SUPPLIED INFORMATION
########
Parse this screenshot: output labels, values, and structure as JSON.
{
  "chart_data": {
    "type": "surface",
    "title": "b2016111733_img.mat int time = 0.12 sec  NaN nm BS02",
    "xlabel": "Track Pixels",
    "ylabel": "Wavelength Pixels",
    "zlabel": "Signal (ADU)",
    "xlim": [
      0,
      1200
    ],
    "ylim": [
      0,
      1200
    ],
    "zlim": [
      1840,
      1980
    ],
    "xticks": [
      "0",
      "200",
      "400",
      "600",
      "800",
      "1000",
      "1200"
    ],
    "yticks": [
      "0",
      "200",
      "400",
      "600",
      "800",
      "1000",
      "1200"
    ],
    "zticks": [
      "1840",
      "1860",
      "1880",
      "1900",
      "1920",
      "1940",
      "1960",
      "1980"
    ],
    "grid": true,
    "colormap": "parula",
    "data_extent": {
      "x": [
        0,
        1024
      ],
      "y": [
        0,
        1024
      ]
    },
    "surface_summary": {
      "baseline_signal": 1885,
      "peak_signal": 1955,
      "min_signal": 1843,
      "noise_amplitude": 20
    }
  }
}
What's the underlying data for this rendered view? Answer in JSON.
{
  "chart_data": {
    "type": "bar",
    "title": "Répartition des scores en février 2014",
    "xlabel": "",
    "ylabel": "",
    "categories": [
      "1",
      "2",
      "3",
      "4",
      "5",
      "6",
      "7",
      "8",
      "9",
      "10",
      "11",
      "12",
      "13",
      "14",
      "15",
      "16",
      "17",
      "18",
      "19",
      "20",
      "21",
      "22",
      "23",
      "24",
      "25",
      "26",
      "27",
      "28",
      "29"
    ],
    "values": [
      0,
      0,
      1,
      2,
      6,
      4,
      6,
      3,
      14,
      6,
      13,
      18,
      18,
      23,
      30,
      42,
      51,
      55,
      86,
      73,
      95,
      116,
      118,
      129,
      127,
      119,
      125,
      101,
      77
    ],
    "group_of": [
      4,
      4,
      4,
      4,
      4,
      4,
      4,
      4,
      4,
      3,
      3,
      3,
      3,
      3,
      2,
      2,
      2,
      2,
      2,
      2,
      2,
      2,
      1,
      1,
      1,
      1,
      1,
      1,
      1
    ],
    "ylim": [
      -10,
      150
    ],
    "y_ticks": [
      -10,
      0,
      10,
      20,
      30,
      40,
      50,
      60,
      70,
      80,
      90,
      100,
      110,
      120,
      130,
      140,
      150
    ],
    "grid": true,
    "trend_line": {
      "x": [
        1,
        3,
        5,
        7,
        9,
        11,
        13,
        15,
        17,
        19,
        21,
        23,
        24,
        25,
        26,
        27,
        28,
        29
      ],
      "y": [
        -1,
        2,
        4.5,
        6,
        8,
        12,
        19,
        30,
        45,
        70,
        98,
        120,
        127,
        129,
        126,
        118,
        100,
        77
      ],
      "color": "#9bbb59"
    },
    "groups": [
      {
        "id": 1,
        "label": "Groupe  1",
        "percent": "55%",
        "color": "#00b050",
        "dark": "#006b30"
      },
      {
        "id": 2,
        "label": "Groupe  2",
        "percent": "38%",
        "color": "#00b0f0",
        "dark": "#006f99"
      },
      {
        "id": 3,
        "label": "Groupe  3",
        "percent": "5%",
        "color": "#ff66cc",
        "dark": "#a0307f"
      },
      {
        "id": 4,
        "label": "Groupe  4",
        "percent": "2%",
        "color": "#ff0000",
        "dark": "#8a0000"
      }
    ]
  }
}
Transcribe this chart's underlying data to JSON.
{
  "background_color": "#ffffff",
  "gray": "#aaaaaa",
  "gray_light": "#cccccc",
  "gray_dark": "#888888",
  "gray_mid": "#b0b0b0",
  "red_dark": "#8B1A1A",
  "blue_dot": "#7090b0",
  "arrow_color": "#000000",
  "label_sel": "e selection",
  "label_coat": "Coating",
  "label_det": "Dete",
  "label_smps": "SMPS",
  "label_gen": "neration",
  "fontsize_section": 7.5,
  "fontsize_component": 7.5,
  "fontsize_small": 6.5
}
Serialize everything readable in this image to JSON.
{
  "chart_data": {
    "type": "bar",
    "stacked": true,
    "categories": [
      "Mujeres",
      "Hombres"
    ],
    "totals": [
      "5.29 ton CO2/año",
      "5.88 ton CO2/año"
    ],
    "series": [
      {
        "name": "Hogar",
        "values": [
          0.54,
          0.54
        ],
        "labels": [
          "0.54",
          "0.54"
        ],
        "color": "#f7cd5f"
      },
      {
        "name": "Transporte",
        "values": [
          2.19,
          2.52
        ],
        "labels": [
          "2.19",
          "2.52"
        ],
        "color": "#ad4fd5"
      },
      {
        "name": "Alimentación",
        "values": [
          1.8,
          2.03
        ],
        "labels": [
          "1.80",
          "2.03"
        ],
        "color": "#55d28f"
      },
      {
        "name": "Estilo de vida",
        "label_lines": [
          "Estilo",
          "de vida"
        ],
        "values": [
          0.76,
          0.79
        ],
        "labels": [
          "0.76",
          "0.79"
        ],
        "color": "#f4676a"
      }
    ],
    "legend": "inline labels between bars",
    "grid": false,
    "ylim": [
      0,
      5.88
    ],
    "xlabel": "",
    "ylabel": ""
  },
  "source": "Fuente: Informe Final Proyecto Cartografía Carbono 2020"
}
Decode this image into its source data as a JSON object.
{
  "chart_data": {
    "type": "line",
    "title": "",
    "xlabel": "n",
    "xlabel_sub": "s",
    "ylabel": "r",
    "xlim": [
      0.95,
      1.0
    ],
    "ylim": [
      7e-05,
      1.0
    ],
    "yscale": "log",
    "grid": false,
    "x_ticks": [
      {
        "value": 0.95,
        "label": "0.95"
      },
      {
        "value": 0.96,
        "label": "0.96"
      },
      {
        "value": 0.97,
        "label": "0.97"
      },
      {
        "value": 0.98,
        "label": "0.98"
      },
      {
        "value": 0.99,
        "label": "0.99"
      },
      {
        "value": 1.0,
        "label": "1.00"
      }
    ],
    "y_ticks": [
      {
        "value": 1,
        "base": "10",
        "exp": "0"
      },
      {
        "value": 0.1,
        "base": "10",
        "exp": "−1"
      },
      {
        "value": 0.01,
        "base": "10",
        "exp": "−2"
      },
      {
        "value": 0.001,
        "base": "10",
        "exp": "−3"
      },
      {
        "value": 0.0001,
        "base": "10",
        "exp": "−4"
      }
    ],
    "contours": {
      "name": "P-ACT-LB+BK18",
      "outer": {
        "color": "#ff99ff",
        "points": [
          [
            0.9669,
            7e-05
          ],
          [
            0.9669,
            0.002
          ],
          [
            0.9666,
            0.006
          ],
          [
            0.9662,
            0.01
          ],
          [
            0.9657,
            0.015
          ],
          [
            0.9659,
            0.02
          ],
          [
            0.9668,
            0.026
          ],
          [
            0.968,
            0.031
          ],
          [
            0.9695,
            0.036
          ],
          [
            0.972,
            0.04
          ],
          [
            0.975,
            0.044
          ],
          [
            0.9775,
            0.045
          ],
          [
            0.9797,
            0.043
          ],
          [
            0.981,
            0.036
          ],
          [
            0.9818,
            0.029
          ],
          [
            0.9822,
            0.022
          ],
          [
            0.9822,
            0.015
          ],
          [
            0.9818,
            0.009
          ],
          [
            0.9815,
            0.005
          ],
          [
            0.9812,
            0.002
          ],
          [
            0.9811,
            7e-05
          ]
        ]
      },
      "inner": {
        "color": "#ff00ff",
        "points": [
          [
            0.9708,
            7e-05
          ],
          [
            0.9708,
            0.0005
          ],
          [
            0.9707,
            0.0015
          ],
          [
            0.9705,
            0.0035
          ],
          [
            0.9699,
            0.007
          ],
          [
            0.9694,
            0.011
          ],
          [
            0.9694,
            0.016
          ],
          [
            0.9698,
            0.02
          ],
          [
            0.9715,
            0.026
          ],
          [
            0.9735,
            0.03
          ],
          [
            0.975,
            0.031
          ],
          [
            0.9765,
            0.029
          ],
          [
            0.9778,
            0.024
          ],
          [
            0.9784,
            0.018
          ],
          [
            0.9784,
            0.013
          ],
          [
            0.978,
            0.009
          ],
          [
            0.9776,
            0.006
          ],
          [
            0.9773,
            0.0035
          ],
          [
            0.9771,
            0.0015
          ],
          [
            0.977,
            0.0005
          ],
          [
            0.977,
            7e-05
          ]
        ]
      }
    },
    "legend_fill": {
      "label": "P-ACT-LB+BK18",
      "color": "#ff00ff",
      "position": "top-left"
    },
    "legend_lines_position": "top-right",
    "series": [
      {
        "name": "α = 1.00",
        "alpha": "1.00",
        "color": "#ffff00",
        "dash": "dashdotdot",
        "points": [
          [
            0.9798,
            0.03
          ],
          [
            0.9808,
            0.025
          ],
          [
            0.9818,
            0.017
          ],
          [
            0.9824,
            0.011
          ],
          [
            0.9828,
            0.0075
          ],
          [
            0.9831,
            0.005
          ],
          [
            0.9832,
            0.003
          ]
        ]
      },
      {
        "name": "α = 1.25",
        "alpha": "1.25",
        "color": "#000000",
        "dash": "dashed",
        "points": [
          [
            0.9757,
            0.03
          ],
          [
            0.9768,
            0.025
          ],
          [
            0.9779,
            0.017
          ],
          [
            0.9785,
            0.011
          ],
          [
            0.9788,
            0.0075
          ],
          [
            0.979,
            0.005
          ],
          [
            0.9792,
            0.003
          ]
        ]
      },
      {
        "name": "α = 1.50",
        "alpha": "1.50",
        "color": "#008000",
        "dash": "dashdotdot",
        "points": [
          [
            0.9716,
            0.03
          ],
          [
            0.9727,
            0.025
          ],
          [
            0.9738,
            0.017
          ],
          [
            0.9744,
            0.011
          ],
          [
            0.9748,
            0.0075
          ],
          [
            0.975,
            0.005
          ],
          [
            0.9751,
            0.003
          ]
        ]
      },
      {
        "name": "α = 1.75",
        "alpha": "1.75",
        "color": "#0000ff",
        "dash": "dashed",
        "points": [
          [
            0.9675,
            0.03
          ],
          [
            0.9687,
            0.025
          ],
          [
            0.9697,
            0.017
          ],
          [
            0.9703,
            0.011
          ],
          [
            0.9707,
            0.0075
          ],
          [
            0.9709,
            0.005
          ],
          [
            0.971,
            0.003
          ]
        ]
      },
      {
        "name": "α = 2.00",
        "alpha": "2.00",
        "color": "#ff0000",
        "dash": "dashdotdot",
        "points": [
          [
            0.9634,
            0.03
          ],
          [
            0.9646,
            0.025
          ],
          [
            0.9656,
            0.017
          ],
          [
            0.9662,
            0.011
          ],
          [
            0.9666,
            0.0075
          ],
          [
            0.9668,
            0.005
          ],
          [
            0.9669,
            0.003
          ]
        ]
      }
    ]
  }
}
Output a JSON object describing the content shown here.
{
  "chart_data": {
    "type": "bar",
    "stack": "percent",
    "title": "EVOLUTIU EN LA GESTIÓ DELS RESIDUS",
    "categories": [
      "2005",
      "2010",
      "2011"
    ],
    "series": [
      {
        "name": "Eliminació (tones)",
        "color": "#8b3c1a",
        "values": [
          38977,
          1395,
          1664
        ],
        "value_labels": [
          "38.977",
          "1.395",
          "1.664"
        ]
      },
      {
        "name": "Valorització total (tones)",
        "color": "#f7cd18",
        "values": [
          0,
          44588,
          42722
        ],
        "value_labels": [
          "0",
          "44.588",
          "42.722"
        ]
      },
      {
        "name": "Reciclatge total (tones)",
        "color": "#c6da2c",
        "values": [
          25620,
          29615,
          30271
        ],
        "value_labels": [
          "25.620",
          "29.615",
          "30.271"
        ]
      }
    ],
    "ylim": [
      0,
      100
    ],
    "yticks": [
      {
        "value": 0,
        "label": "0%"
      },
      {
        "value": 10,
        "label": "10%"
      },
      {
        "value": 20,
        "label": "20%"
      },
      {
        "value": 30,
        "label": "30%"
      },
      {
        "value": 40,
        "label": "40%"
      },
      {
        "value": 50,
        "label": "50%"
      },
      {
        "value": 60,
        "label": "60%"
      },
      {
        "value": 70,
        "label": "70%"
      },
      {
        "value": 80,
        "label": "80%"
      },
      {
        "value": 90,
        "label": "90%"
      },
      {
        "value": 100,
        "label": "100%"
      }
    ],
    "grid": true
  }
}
########
SHORT PROBLEM
Which lines hold the word "Pixels"? Copy every one of them.

CORRECT ANSWER
    "xlabel": "Track Pixels",
    "ylabel": "Wavelength Pixels",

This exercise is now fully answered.